===== DATA LINES

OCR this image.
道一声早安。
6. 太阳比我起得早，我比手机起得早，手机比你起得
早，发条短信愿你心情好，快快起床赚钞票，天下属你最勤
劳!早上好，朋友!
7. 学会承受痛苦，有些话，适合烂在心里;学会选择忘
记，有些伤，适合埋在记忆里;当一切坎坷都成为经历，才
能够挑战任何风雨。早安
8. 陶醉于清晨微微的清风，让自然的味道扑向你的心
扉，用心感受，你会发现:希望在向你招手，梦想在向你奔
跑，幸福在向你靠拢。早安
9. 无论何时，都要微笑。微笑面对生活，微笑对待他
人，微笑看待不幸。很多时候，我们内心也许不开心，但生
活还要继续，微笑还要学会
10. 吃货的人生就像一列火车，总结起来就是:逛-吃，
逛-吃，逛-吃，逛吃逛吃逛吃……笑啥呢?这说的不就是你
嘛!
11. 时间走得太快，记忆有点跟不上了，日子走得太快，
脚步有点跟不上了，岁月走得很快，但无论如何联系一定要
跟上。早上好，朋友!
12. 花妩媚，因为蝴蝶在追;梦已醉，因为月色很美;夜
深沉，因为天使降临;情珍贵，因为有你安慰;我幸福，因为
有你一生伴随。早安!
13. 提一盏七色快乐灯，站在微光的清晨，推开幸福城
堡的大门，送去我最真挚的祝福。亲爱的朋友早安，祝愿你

==========

▶ TASK DESCRIPTION
Repeat every line of the data, exactly and in full.

▶ ANSWER FOR THIS EXERCISE
OCR this image.
道一声早安。
6. 太阳比我起得早，我比手机起得早，手机比你起得
早，发条短信愿你心情好，快快起床赚钞票，天下属你最勤
劳!早上好，朋友!
7. 学会承受痛苦，有些话，适合烂在心里;学会选择忘
记，有些伤，适合埋在记忆里;当一切坎坷都成为经历，才
能够挑战任何风雨。早安
8. 陶醉于清晨微微的清风，让自然的味道扑向你的心
扉，用心感受，你会发现:希望在向你招手，梦想在向你奔
跑，幸福在向你靠拢。早安
9. 无论何时，都要微笑。微笑面对生活，微笑对待他
人，微笑看待不幸。很多时候，我们内心也许不开心，但生
活还要继续，微笑还要学会
10. 吃货的人生就像一列火车，总结起来就是:逛-吃，
逛-吃，逛-吃，逛吃逛吃逛吃……笑啥呢?这说的不就是你
嘛!
11. 时间走得太快，记忆有点跟不上了，日子走得太快，
脚步有点跟不上了，岁月走得很快，但无论如何联系一定要
跟上。早上好，朋友!
12. 花妩媚，因为蝴蝶在追;梦已醉，因为月色很美;夜
深沉，因为天使降临;情珍贵，因为有你安慰;我幸福，因为
有你一生伴随。早安!
13. 提一盏七色快乐灯，站在微光的清晨，推开幸福城
堡的大门，送去我最真挚的祝福。亲爱的朋友早安，祝愿你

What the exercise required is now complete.